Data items
####################

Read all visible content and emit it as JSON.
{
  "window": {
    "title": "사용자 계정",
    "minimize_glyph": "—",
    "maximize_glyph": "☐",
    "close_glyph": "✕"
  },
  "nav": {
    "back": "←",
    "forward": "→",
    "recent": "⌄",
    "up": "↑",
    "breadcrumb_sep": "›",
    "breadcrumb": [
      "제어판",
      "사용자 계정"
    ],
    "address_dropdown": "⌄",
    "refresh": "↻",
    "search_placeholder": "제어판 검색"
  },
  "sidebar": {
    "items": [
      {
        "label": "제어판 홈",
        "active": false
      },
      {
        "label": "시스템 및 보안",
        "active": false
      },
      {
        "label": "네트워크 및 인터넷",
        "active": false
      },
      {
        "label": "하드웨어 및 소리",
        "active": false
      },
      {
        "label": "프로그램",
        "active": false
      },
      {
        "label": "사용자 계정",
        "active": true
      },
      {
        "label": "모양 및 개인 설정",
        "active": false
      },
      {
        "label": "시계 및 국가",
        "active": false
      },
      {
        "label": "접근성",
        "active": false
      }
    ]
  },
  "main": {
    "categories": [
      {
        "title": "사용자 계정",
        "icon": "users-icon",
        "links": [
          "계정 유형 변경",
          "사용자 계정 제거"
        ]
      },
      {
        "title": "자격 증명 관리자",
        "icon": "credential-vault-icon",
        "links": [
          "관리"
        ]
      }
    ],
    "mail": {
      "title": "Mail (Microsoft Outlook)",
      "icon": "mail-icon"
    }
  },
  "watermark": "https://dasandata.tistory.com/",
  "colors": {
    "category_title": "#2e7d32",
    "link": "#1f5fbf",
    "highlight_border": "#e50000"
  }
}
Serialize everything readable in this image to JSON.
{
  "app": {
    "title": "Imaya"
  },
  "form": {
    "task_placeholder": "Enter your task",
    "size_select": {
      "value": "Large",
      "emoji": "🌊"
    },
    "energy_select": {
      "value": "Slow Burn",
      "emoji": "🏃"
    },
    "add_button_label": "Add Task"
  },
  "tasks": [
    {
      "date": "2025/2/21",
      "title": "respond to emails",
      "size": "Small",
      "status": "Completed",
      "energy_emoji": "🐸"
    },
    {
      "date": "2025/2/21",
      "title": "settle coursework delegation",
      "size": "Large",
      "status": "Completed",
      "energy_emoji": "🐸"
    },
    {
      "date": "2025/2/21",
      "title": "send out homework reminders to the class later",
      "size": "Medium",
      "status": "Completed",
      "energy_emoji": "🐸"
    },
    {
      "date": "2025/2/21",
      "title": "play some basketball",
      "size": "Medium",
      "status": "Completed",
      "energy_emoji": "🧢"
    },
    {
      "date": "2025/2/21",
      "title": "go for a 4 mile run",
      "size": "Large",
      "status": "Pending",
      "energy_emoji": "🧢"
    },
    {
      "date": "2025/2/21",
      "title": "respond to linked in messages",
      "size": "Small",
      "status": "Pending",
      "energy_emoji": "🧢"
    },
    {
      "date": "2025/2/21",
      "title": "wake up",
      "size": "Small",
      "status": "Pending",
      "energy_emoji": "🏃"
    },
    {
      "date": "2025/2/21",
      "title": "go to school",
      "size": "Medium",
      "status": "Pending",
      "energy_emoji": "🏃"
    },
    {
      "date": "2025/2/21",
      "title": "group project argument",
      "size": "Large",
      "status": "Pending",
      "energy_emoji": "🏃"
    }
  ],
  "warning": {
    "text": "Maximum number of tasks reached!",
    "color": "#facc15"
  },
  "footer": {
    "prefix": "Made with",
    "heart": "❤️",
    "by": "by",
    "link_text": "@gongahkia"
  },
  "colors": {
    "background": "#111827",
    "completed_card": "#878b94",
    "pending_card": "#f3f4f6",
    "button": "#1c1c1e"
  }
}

####################

§ To be done: Would you give the material above again, complete and exact?

§ The result:
Read all visible content and emit it as JSON.
{
  "window": {
    "title": "사용자 계정",
    "minimize_glyph": "—",
    "maximize_glyph": "☐",
    "close_glyph": "✕"
  },
  "nav": {
    "back": "←",
    "forward": "→",
    "recent": "⌄",
    "up": "↑",
    "breadcrumb_sep": "›",
    "breadcrumb": [
      "제어판",
      "사용자 계정"
    ],
    "address_dropdown": "⌄",
    "refresh": "↻",
    "search_placeholder": "제어판 검색"
  },
  "sidebar": {
    "items": [
      {
        "label": "제어판 홈",
        "active": false
      },
      {
        "label": "시스템 및 보안",
        "active": false
      },
      {
        "label": "네트워크 및 인터넷",
        "active": false
      },
      {
        "label": "하드웨어 및 소리",
        "active": false
      },
      {
        "label": "프로그램",
        "active": false
      },
      {
        "label": "사용자 계정",
        "active": true
      },
      {
        "label": "모양 및 개인 설정",
        "active": false
      },
      {
        "label": "시계 및 국가",
        "active": false
      },
      {
        "label": "접근성",
        "active": false
      }
    ]
  },
  "main": {
    "categories": [
      {
        "title": "사용자 계정",
        "icon": "users-icon",
        "links": [
          "계정 유형 변경",
          "사용자 계정 제거"
        ]
      },
      {
        "title": "자격 증명 관리자",
        "icon": "credential-vault-icon",
        "links": [
          "관리"
        ]
      }
    ],
    "mail": {
      "title": "Mail (Microsoft Outlook)",
      "icon": "mail-icon"
    }
  },
  "watermark": "https://dasandata.tistory.com/",
  "colors": {
    "category_title": "#2e7d32",
    "link": "#1f5fbf",
    "highlight_border": "#e50000"
  }
}
Serialize everything readable in this image to JSON.
{
  "app": {
    "title": "Imaya"
  },
  "form": {
    "task_placeholder": "Enter your task",
    "size_select": {
      "value": "Large",
      "emoji": "🌊"
    },
    "energy_select": {
      "value": "Slow Burn",
      "emoji": "🏃"
    },
    "add_button_label": "Add Task"
  },
  "tasks": [
    {
      "date": "2025/2/21",
      "title": "respond to emails",
      "size": "Small",
      "status": "Completed",
      "energy_emoji": "🐸"
    },
    {
      "date": "2025/2/21",
      "title": "settle coursework delegation",
      "size": "Large",
      "status": "Completed",
      "energy_emoji": "🐸"
    },
    {
      "date": "2025/2/21",
      "title": "send out homework reminders to the class later",
      "size": "Medium",
      "status": "Completed",
      "energy_emoji": "🐸"
    },
    {
      "date": "2025/2/21",
      "title": "play some basketball",
      "size": "Medium",
      "status": "Completed",
      "energy_emoji": "🧢"
    },
    {
      "date": "2025/2/21",
      "title": "go for a 4 mile run",
      "size": "Large",
      "status": "Pending",
      "energy_emoji": "🧢"
    },
    {
      "date": "2025/2/21",
      "title": "respond to linked in messages",
      "size": "Small",
      "status": "Pending",
      "energy_emoji": "🧢"
    },
    {
      "date": "2025/2/21",
      "title": "wake up",
      "size": "Small",
      "status": "Pending",
      "energy_emoji": "🏃"
    },
    {
      "date": "2025/2/21",
      "title": "go to school",
      "size": "Medium",
      "status": "Pending",
      "energy_emoji": "🏃"
    },
    {
      "date": "2025/2/21",
      "title": "group project argument",
      "size": "Large",
      "status": "Pending",
      "energy_emoji": "🏃"
    }
  ],
  "warning": {
    "text": "Maximum number of tasks reached!",
    "color": "#facc15"
  },
  "footer": {
    "prefix": "Made with",
    "heart": "❤️",
    "by": "by",
    "link_text": "@gongahkia"
  },
  "colors": {
    "background": "#111827",
    "completed_card": "#878b94",
    "pending_card": "#f3f4f6",
    "button": "#1c1c1e"
  }
}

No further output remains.